(Data excerpts)
########################################

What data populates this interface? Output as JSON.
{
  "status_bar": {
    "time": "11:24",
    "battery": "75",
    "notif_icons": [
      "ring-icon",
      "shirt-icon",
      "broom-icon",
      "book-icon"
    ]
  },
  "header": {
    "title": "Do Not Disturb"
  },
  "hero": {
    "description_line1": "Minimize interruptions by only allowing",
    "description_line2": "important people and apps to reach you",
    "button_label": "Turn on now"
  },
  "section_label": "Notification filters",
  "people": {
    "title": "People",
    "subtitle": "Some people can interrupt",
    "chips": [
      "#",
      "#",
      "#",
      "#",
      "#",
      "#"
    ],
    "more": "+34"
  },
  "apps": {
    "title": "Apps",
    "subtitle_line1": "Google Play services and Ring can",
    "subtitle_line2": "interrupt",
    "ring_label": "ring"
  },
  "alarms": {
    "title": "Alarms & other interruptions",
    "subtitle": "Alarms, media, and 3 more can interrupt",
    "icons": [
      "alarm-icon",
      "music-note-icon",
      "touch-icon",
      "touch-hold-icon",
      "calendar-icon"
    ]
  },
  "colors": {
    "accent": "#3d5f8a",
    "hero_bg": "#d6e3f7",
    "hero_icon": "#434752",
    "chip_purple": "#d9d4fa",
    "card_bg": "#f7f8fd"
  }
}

########################################

The request
What is needed here is an exact reproduction of all the entries.

Result
What data populates this interface? Output as JSON.
{
  "status_bar": {
    "time": "11:24",
    "battery": "75",
    "notif_icons": [
      "ring-icon",
      "shirt-icon",
      "broom-icon",
      "book-icon"
    ]
  },
  "header": {
    "title": "Do Not Disturb"
  },
  "hero": {
    "description_line1": "Minimize interruptions by only allowing",
    "description_line2": "important people and apps to reach you",
    "button_label": "Turn on now"
  },
  "section_label": "Notification filters",
  "people": {
    "title": "People",
    "subtitle": "Some people can interrupt",
    "chips": [
      "#",
      "#",
      "#",
      "#",
      "#",
      "#"
    ],
    "more": "+34"
  },
  "apps": {
    "title": "Apps",
    "subtitle_line1": "Google Play services and Ring can",
    "subtitle_line2": "interrupt",
    "ring_label": "ring"
  },
  "alarms": {
    "title": "Alarms & other interruptions",
    "subtitle": "Alarms, media, and 3 more can interrupt",
    "icons": [
      "alarm-icon",
      "music-note-icon",
      "touch-icon",
      "touch-hold-icon",
      "calendar-icon"
    ]
  },
  "colors": {
    "accent": "#3d5f8a",
    "hero_bg": "#d6e3f7",
    "hero_icon": "#434752",
    "chip_purple": "#d9d4fa",
    "card_bg": "#f7f8fd"
  }
}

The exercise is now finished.